» **WHAT IS NEEDED**
Send back the records in full, character for character.

» **RECORDS PROVIDED**
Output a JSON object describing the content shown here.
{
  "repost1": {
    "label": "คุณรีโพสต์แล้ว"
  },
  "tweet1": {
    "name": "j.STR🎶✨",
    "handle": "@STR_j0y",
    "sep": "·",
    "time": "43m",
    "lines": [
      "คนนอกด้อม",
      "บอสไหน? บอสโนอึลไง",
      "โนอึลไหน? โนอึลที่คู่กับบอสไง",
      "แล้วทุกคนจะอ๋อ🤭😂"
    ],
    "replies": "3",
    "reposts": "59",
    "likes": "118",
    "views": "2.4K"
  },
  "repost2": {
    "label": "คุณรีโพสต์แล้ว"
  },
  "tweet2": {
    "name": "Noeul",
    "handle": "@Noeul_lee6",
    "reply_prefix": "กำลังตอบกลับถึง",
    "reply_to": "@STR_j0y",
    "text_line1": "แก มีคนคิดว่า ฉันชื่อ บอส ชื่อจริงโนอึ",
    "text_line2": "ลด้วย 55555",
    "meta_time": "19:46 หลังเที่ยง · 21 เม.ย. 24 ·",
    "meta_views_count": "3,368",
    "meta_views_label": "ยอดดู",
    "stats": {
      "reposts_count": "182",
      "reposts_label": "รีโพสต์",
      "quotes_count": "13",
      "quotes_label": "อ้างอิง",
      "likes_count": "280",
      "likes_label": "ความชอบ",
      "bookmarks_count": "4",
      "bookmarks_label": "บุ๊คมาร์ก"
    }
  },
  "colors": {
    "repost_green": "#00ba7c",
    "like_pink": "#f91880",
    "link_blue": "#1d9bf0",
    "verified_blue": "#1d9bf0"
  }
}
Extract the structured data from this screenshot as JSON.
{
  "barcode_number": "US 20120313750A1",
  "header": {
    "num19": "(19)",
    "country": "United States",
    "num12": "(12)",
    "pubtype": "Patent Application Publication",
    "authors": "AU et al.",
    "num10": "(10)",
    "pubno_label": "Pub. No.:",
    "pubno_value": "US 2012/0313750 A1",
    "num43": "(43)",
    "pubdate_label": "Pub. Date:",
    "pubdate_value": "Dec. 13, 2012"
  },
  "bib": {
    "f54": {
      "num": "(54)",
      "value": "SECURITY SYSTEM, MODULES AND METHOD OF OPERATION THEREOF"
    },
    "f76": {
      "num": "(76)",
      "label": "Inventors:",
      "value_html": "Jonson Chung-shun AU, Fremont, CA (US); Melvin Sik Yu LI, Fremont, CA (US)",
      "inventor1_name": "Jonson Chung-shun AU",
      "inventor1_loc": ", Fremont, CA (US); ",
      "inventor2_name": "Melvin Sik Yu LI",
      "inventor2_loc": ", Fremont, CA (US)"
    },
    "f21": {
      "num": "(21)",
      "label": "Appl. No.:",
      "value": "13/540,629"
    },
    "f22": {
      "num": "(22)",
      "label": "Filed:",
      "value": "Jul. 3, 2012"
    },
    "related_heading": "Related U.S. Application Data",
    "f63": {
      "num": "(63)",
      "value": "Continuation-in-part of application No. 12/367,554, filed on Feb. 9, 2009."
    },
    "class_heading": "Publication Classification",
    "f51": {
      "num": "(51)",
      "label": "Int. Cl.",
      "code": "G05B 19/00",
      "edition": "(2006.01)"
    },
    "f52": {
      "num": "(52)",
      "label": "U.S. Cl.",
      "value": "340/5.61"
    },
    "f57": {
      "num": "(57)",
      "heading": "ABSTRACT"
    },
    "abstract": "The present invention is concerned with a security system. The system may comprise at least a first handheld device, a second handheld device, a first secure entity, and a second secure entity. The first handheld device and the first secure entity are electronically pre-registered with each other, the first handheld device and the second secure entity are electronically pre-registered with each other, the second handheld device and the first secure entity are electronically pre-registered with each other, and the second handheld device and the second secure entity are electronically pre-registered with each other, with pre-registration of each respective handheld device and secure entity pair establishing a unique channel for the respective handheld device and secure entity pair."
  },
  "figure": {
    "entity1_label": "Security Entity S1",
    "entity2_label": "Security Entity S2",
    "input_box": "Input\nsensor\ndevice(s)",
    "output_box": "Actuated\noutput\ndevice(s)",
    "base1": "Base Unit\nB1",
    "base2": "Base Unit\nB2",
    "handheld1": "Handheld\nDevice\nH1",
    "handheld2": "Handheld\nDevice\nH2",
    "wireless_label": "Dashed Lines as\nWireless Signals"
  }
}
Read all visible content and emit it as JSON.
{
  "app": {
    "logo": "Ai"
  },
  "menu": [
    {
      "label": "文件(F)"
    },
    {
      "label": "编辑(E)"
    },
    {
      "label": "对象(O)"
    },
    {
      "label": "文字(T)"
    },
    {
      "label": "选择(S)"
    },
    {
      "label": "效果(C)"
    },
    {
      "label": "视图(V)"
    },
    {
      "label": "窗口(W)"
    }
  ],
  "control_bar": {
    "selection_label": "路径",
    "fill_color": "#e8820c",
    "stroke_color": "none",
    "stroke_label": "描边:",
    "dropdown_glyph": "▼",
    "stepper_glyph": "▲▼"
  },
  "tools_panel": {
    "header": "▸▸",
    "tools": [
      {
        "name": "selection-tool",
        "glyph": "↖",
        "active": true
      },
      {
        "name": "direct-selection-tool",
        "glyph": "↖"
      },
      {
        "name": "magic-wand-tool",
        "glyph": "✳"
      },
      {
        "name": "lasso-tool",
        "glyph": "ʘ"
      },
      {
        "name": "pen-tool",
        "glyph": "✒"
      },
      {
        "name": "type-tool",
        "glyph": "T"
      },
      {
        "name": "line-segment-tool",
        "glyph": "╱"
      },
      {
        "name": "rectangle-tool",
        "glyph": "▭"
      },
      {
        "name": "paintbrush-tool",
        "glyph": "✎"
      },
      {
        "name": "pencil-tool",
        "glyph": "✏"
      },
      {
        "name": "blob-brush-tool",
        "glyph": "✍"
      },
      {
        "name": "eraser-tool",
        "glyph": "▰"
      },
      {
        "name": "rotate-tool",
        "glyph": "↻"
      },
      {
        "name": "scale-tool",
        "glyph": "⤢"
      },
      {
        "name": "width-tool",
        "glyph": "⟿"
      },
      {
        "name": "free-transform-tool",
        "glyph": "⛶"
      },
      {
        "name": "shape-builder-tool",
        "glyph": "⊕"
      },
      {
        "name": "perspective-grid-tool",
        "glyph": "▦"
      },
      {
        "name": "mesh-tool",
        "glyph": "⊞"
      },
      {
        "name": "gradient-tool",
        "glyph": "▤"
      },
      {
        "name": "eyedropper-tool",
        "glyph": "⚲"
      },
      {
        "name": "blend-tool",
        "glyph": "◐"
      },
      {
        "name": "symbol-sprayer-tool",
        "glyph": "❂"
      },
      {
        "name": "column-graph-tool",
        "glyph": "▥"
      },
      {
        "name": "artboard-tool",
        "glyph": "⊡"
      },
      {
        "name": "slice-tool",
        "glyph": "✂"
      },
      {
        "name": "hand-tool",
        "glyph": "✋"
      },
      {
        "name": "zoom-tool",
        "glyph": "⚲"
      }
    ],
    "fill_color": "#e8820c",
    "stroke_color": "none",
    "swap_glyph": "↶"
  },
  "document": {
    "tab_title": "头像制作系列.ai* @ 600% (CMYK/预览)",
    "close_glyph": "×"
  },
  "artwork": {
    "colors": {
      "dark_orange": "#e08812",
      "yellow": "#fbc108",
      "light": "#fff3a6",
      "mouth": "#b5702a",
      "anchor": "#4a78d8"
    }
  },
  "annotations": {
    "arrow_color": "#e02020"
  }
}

» **COMPLETE OUTPUT**
Output a JSON object describing the content shown here.
{
  "repost1": {
    "label": "คุณรีโพสต์แล้ว"
  },
  "tweet1": {
    "name": "j.STR🎶✨",
    "handle": "@STR_j0y",
    "sep": "·",
    "time": "43m",
    "lines": [
      "คนนอกด้อม",
      "บอสไหน? บอสโนอึลไง",
      "โนอึลไหน? โนอึลที่คู่กับบอสไง",
      "แล้วทุกคนจะอ๋อ🤭😂"
    ],
    "replies": "3",
    "reposts": "59",
    "likes": "118",
    "views": "2.4K"
  },
  "repost2": {
    "label": "คุณรีโพสต์แล้ว"
  },
  "tweet2": {
    "name": "Noeul",
    "handle": "@Noeul_lee6",
    "reply_prefix": "กำลังตอบกลับถึง",
    "reply_to": "@STR_j0y",
    "text_line1": "แก มีคนคิดว่า ฉันชื่อ บอส ชื่อจริงโนอึ",
    "text_line2": "ลด้วย 55555",
    "meta_time": "19:46 หลังเที่ยง · 21 เม.ย. 24 ·",
    "meta_views_count": "3,368",
    "meta_views_label": "ยอดดู",
    "stats": {
      "reposts_count": "182",
      "reposts_label": "รีโพสต์",
      "quotes_count": "13",
      "quotes_label": "อ้างอิง",
      "likes_count": "280",
      "likes_label": "ความชอบ",
      "bookmarks_count": "4",
      "bookmarks_label": "บุ๊คมาร์ก"
    }
  },
  "colors": {
    "repost_green": "#00ba7c",
    "like_pink": "#f91880",
    "link_blue": "#1d9bf0",
    "verified_blue": "#1d9bf0"
  }
}
Extract the structured data from this screenshot as JSON.
{
  "barcode_number": "US 20120313750A1",
  "header": {
    "num19": "(19)",
    "country": "United States",
    "num12": "(12)",
    "pubtype": "Patent Application Publication",
    "authors": "AU et al.",
    "num10": "(10)",
    "pubno_label": "Pub. No.:",
    "pubno_value": "US 2012/0313750 A1",
    "num43": "(43)",
    "pubdate_label": "Pub. Date:",
    "pubdate_value": "Dec. 13, 2012"
  },
  "bib": {
    "f54": {
      "num": "(54)",
      "value": "SECURITY SYSTEM, MODULES AND METHOD OF OPERATION THEREOF"
    },
    "f76": {
      "num": "(76)",
      "label": "Inventors:",
      "value_html": "Jonson Chung-shun AU, Fremont, CA (US); Melvin Sik Yu LI, Fremont, CA (US)",
      "inventor1_name": "Jonson Chung-shun AU",
      "inventor1_loc": ", Fremont, CA (US); ",
      "inventor2_name": "Melvin Sik Yu LI",
      "inventor2_loc": ", Fremont, CA (US)"
    },
    "f21": {
      "num": "(21)",
      "label": "Appl. No.:",
      "value": "13/540,629"
    },
    "f22": {
      "num": "(22)",
      "label": "Filed:",
      "value": "Jul. 3, 2012"
    },
    "related_heading": "Related U.S. Application Data",
    "f63": {
      "num": "(63)",
      "value": "Continuation-in-part of application No. 12/367,554, filed on Feb. 9, 2009."
    },
    "class_heading": "Publication Classification",
    "f51": {
      "num": "(51)",
      "label": "Int. Cl.",
      "code": "G05B 19/00",
      "edition": "(2006.01)"
    },
    "f52": {
      "num": "(52)",
      "label": "U.S. Cl.",
      "value": "340/5.61"
    },
    "f57": {
      "num": "(57)",
      "heading": "ABSTRACT"
    },
    "abstract": "The present invention is concerned with a security system. The system may comprise at least a first handheld device, a second handheld device, a first secure entity, and a second secure entity. The first handheld device and the first secure entity are electronically pre-registered with each other, the first handheld device and the second secure entity are electronically pre-registered with each other, the second handheld device and the first secure entity are electronically pre-registered with each other, and the second handheld device and the second secure entity are electronically pre-registered with each other, with pre-registration of each respective handheld device and secure entity pair establishing a unique channel for the respective handheld device and secure entity pair."
  },
  "figure": {
    "entity1_label": "Security Entity S1",
    "entity2_label": "Security Entity S2",
    "input_box": "Input\nsensor\ndevice(s)",
    "output_box": "Actuated\noutput\ndevice(s)",
    "base1": "Base Unit\nB1",
    "base2": "Base Unit\nB2",
    "handheld1": "Handheld\nDevice\nH1",
    "handheld2": "Handheld\nDevice\nH2",
    "wireless_label": "Dashed Lines as\nWireless Signals"
  }
}
Read all visible content and emit it as JSON.
{
  "app": {
    "logo": "Ai"
  },
  "menu": [
    {
      "label": "文件(F)"
    },
    {
      "label": "编辑(E)"
    },
    {
      "label": "对象(O)"
    },
    {
      "label": "文字(T)"
    },
    {
      "label": "选择(S)"
    },
    {
      "label": "效果(C)"
    },
    {
      "label": "视图(V)"
    },
    {
      "label": "窗口(W)"
    }
  ],
  "control_bar": {
    "selection_label": "路径",
    "fill_color": "#e8820c",
    "stroke_color": "none",
    "stroke_label": "描边:",
    "dropdown_glyph": "▼",
    "stepper_glyph": "▲▼"
  },
  "tools_panel": {
    "header": "▸▸",
    "tools": [
      {
        "name": "selection-tool",
        "glyph": "↖",
        "active": true
      },
      {
        "name": "direct-selection-tool",
        "glyph": "↖"
      },
      {
        "name": "magic-wand-tool",
        "glyph": "✳"
      },
      {
        "name": "lasso-tool",
        "glyph": "ʘ"
      },
      {
        "name": "pen-tool",
        "glyph": "✒"
      },
      {
        "name": "type-tool",
        "glyph": "T"
      },
      {
        "name": "line-segment-tool",
        "glyph": "╱"
      },
      {
        "name": "rectangle-tool",
        "glyph": "▭"
      },
      {
        "name": "paintbrush-tool",
        "glyph": "✎"
      },
      {
        "name": "pencil-tool",
        "glyph": "✏"
      },
      {
        "name": "blob-brush-tool",
        "glyph": "✍"
      },
      {
        "name": "eraser-tool",
        "glyph": "▰"
      },
      {
        "name": "rotate-tool",
        "glyph": "↻"
      },
      {
        "name": "scale-tool",
        "glyph": "⤢"
      },
      {
        "name": "width-tool",
        "glyph": "⟿"
      },
      {
        "name": "free-transform-tool",
        "glyph": "⛶"
      },
      {
        "name": "shape-builder-tool",
        "glyph": "⊕"
      },
      {
        "name": "perspective-grid-tool",
        "glyph": "▦"
      },
      {
        "name": "mesh-tool",
        "glyph": "⊞"
      },
      {
        "name": "gradient-tool",
        "glyph": "▤"
      },
      {
        "name": "eyedropper-tool",
        "glyph": "⚲"
      },
      {
        "name": "blend-tool",
        "glyph": "◐"
      },
      {
        "name": "symbol-sprayer-tool",
        "glyph": "❂"
      },
      {
        "name": "column-graph-tool",
        "glyph": "▥"
      },
      {
        "name": "artboard-tool",
        "glyph": "⊡"
      },
      {
        "name": "slice-tool",
        "glyph": "✂"
      },
      {
        "name": "hand-tool",
        "glyph": "✋"
      },
      {
        "name": "zoom-tool",
        "glyph": "⚲"
      }
    ],
    "fill_color": "#e8820c",
    "stroke_color": "none",
    "swap_glyph": "↶"
  },
  "document": {
    "tab_title": "头像制作系列.ai* @ 600% (CMYK/预览)",
    "close_glyph": "×"
  },
  "artwork": {
    "colors": {
      "dark_orange": "#e08812",
      "yellow": "#fbc108",
      "light": "#fff3a6",
      "mouth": "#b5702a",
      "anchor": "#4a78d8"
    }
  },
  "annotations": {
    "arrow_color": "#e02020"
  }
}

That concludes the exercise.